__REQUEST__
Tell how many lines in these records contain the string "panel", with only the number as the reply.

__LISTING__

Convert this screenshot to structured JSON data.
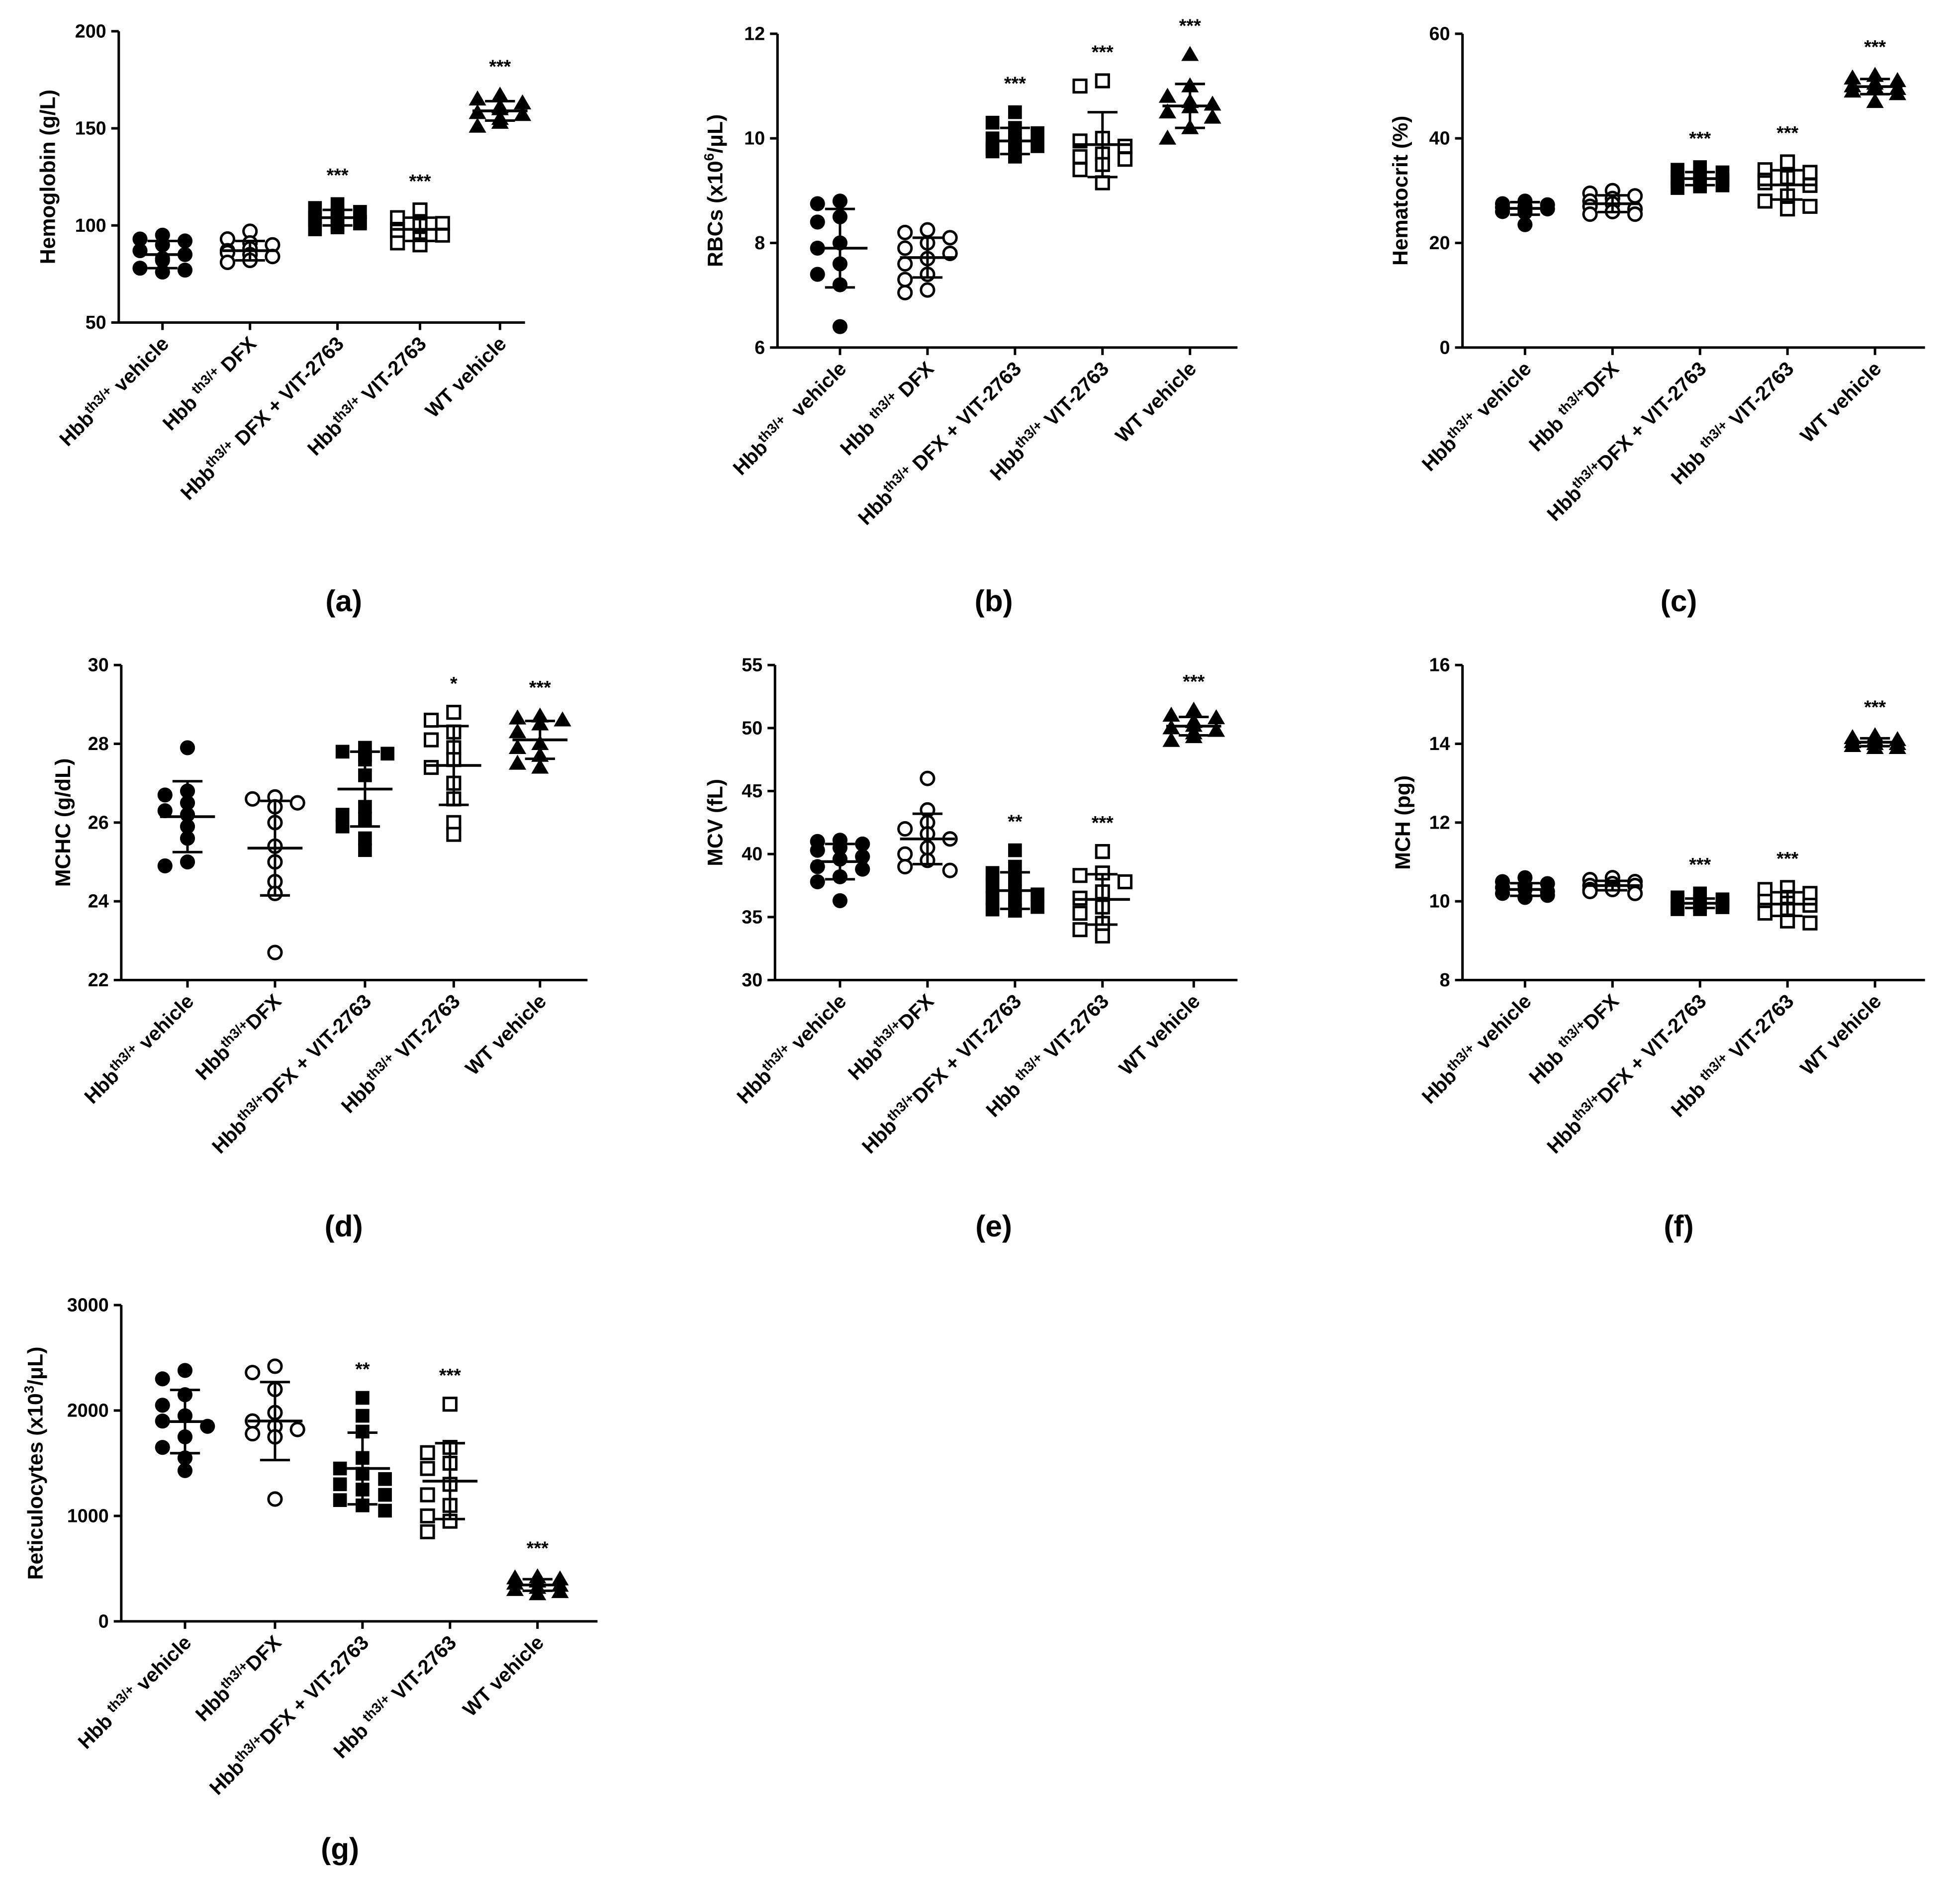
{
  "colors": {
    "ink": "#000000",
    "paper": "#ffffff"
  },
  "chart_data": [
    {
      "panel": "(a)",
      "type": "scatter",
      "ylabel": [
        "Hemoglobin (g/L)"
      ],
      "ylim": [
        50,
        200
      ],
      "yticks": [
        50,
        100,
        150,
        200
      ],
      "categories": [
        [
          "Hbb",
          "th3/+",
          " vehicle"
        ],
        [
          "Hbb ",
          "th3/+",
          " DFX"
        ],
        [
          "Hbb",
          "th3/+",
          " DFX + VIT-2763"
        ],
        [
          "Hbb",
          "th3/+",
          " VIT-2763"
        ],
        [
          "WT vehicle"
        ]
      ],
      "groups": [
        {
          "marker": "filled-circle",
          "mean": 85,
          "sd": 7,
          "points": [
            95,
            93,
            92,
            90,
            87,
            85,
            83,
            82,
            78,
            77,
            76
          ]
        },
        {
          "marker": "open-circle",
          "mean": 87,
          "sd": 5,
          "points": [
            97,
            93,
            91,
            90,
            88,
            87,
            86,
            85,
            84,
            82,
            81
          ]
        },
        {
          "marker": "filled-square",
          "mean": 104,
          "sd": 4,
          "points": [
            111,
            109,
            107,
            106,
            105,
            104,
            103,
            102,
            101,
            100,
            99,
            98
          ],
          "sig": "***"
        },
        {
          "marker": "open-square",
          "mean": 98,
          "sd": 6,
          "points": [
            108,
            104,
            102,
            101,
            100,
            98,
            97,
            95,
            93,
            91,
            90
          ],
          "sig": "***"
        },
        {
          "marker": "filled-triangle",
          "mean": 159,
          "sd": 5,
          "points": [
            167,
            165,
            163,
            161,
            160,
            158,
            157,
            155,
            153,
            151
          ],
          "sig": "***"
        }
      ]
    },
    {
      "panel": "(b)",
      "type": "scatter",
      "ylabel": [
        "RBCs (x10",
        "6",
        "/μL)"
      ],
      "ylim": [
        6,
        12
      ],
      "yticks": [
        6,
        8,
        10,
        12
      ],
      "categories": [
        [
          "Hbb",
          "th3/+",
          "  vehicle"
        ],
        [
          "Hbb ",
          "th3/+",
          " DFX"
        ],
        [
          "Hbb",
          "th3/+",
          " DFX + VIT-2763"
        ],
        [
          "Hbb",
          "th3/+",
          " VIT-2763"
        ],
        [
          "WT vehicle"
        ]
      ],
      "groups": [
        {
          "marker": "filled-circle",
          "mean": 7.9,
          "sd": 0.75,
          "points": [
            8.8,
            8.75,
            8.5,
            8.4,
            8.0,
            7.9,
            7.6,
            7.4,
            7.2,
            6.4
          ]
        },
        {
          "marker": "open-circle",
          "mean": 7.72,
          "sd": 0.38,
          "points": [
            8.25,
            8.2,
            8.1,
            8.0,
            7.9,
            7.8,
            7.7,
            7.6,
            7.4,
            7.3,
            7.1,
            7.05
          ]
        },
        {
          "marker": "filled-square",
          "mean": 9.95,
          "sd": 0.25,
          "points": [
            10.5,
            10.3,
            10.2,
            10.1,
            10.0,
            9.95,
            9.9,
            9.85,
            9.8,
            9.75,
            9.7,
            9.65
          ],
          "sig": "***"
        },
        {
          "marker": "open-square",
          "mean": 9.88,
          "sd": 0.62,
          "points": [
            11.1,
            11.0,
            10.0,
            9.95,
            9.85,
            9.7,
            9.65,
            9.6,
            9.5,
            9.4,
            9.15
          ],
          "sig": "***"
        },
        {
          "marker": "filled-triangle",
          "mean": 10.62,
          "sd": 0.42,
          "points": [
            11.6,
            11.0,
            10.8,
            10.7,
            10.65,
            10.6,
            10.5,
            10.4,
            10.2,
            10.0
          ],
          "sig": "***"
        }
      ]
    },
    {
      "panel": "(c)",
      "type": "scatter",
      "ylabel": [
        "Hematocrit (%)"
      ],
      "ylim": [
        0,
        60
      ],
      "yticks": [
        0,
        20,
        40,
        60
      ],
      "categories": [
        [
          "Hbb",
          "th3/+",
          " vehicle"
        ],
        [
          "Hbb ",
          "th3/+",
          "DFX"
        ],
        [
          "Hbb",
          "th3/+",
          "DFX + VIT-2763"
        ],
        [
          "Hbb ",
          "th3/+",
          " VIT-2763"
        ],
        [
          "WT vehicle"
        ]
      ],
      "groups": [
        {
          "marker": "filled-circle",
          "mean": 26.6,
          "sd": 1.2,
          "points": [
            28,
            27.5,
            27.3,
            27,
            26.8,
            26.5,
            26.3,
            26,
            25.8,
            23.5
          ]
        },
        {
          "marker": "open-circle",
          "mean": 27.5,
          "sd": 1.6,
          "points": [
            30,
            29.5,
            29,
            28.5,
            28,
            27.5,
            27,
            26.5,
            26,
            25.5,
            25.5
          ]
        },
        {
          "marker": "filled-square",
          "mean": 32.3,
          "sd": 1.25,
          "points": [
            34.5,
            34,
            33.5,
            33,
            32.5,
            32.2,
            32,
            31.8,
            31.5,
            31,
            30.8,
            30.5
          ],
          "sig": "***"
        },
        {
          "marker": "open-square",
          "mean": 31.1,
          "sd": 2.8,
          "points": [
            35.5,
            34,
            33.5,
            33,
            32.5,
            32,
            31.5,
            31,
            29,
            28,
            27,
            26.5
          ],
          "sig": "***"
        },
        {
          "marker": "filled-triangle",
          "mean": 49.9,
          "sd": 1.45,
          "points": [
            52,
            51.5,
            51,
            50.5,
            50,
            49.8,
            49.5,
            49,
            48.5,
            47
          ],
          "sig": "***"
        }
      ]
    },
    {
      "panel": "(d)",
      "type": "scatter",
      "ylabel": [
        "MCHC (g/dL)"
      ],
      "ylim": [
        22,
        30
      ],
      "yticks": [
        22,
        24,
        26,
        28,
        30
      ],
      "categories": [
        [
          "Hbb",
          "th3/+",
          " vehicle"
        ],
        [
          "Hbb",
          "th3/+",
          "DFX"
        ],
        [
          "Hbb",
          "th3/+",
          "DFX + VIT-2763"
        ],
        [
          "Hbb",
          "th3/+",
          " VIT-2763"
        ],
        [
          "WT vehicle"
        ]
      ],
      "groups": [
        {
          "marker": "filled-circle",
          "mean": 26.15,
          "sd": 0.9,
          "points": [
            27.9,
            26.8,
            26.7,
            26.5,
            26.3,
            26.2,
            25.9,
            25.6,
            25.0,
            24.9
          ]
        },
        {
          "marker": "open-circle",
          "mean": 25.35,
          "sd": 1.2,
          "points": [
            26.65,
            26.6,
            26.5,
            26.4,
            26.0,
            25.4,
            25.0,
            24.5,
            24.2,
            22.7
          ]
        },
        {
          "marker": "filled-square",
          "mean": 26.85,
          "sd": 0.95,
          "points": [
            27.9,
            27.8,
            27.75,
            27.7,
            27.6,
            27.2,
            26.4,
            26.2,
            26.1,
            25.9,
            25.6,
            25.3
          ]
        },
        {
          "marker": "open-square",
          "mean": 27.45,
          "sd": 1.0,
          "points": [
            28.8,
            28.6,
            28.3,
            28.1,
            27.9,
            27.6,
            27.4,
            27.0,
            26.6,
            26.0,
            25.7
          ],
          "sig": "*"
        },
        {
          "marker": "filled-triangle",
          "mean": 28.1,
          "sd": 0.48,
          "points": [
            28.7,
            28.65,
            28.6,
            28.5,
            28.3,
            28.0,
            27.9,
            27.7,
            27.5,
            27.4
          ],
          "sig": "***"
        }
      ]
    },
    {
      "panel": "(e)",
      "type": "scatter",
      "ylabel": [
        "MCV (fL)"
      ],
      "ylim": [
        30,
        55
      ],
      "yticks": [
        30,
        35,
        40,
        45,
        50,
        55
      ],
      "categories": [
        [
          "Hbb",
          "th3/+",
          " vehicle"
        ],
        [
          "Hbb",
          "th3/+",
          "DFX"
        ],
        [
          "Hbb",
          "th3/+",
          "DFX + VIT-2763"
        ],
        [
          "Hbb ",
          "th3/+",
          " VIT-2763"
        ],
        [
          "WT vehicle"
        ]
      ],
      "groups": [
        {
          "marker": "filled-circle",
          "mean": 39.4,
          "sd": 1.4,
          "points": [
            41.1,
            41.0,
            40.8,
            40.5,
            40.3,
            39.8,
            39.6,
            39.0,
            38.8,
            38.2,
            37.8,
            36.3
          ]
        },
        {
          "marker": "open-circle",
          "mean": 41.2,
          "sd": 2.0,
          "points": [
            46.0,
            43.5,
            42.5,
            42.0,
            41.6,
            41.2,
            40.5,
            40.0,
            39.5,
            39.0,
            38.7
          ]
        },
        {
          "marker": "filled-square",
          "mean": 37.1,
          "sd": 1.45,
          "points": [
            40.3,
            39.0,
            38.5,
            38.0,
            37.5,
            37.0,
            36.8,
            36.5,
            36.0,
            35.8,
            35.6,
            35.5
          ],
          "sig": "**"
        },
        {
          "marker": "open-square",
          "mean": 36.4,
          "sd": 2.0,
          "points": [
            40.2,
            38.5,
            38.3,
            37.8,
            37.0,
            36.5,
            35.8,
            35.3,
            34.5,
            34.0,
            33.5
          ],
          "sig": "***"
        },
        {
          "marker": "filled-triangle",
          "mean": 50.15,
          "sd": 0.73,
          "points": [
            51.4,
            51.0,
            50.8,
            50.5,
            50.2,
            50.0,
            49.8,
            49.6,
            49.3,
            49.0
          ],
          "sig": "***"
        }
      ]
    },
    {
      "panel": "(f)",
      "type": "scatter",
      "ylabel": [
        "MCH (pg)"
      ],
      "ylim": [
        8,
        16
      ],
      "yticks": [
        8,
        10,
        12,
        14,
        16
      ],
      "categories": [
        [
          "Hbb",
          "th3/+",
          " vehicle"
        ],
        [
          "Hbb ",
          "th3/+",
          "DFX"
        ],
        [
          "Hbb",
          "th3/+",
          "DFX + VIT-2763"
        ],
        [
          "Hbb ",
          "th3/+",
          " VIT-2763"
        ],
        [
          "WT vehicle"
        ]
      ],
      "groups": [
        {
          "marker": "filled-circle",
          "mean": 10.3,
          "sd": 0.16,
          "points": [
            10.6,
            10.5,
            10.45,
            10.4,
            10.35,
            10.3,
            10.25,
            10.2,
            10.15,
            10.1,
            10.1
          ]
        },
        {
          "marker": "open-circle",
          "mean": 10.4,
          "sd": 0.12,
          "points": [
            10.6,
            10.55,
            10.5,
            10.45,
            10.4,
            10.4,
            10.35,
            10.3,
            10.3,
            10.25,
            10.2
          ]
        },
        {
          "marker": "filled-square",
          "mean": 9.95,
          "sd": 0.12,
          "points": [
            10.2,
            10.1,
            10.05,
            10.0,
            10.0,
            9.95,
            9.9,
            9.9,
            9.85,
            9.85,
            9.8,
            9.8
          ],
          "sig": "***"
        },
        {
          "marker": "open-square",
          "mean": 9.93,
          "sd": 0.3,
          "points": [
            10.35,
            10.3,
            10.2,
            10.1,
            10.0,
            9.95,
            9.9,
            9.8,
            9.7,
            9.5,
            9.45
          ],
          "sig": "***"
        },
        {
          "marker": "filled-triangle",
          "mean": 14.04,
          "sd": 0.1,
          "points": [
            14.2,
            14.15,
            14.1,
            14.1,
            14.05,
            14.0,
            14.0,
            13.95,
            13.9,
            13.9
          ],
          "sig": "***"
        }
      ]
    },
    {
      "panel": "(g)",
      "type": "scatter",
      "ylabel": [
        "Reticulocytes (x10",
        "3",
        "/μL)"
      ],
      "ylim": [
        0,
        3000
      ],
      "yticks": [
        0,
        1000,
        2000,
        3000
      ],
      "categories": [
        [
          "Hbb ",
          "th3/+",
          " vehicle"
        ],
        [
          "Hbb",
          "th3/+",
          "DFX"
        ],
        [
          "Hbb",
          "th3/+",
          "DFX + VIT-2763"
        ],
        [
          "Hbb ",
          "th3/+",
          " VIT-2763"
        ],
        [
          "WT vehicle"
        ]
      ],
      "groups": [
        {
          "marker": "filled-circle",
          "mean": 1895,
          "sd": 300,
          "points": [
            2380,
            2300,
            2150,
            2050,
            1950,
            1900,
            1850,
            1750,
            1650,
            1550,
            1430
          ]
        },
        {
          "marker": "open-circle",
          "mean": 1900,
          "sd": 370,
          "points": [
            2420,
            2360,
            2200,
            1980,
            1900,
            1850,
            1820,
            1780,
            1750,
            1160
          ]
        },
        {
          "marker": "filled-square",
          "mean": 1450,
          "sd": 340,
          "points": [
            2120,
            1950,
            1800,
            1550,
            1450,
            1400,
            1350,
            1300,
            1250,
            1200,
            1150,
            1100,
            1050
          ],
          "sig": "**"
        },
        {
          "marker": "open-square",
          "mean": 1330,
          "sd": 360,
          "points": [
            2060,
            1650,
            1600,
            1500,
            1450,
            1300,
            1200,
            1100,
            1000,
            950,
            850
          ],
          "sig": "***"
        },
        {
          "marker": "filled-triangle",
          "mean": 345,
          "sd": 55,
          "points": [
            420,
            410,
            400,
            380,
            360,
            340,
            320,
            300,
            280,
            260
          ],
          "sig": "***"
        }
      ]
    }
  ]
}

__THE SOLUTION__
7